▸ What is needed
Restate the data exactly as given and keep the pictures out.

Data excerpts
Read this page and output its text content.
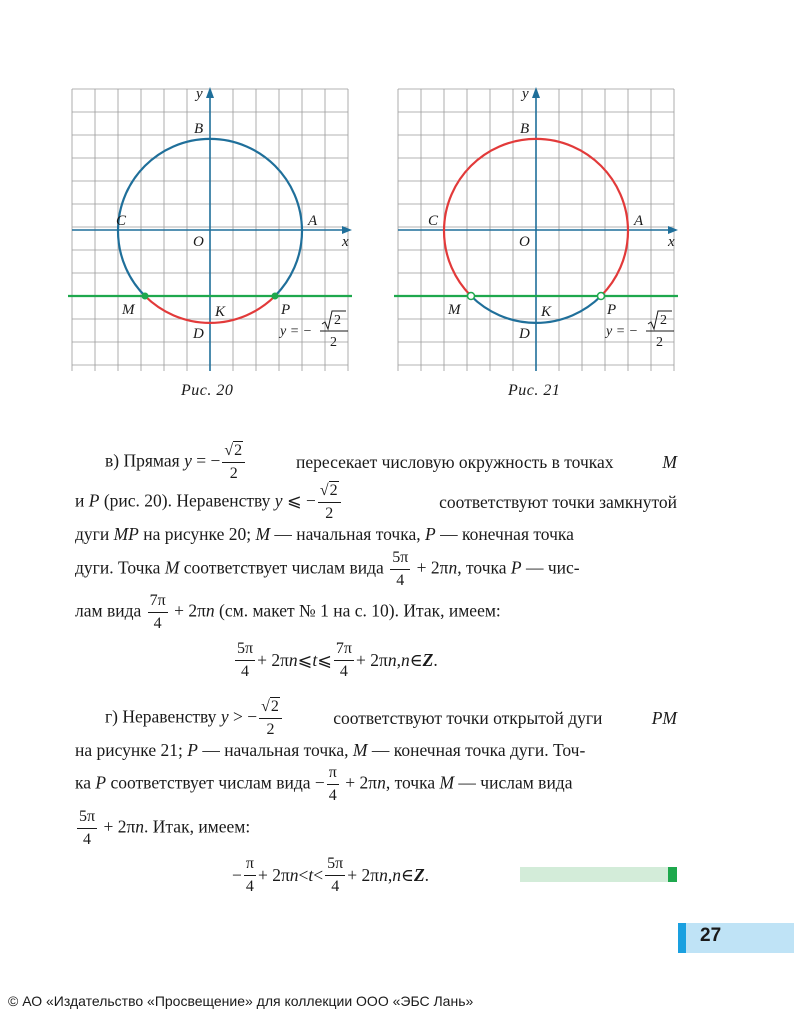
y
x
B
C	A
O
M	P
K
D	y = −
2
2
Рис. 20
y
x
B
C	A
O
M	P
K
D	y = −
2
2
Рис. 21
в) Прямая y = − $\frac{√2}{2}$	пересекает числовую окружность в точках	M
и P (рис. 20). Неравенству y ⩽ − $\frac{√2}{2}$	соответствуют точки замкнутой
дуги MP на рисунке 20; M — начальная точка, P — конечная точка
дуги. Точка M соответствует числам вида $\frac{5\pi}{4} + 2\pi n$, точка P — чис-
лам вида $\frac{7\pi}{4} + 2\pi n$ (см. макет № 1 на с. 10). Итак, имеем:
$\frac{5\pi}{4} + 2\pi$ n ⩽ t ⩽ $\frac{7\pi}{4} + 2\pi$ n , n ∈ Z .
г) Неравенству y > − $\frac{√2}{2}$	соответствуют точки открытой дуги	PM
на рисунке 21; P — начальная точка, M — конечная точка дуги. Точ-
ка P соответствует числам вида − $\frac{\pi}{4} + 2\pi n$, точка M — числам вида
$\frac{5\pi}{4} + 2\pi n$. Итак, имеем:
− $\frac{\pi}{4} + 2\pi$ $n < t < \frac{5\pi}{4} + 2\pi$ n , n ∈ Z .
27
© АО «Издательство «Просвещение» для коллекции ООО «ЭБС Лань»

▸ Expected answer
Read this page and output its text content.
y
x
B
C	A
O
M	P
K
D	y = −
2
2
Рис. 20
y
x
B
C	A
O
M	P
K
D	y = −
2
2
Рис. 21
в) Прямая y = − $\frac{√2}{2}$	пересекает числовую окружность в точках	M
и P (рис. 20). Неравенству y ⩽ − $\frac{√2}{2}$	соответствуют точки замкнутой
дуги MP на рисунке 20; M — начальная точка, P — конечная точка
дуги. Точка M соответствует числам вида $\frac{5\pi}{4} + 2\pi n$, точка P — чис-
лам вида $\frac{7\pi}{4} + 2\pi n$ (см. макет № 1 на с. 10). Итак, имеем:
$\frac{5\pi}{4} + 2\pi$ n ⩽ t ⩽ $\frac{7\pi}{4} + 2\pi$ n , n ∈ Z .
г) Неравенству y > − $\frac{√2}{2}$	соответствуют точки открытой дуги	PM
на рисунке 21; P — начальная точка, M — конечная точка дуги. Точ-
ка P соответствует числам вида − $\frac{\pi}{4} + 2\pi n$, точка M — числам вида
$\frac{5\pi}{4} + 2\pi n$. Итак, имеем:
− $\frac{\pi}{4} + 2\pi$ $n < t < \frac{5\pi}{4} + 2\pi$ n , n ∈ Z .
27
© АО «Издательство «Просвещение» для коллекции ООО «ЭБС Лань»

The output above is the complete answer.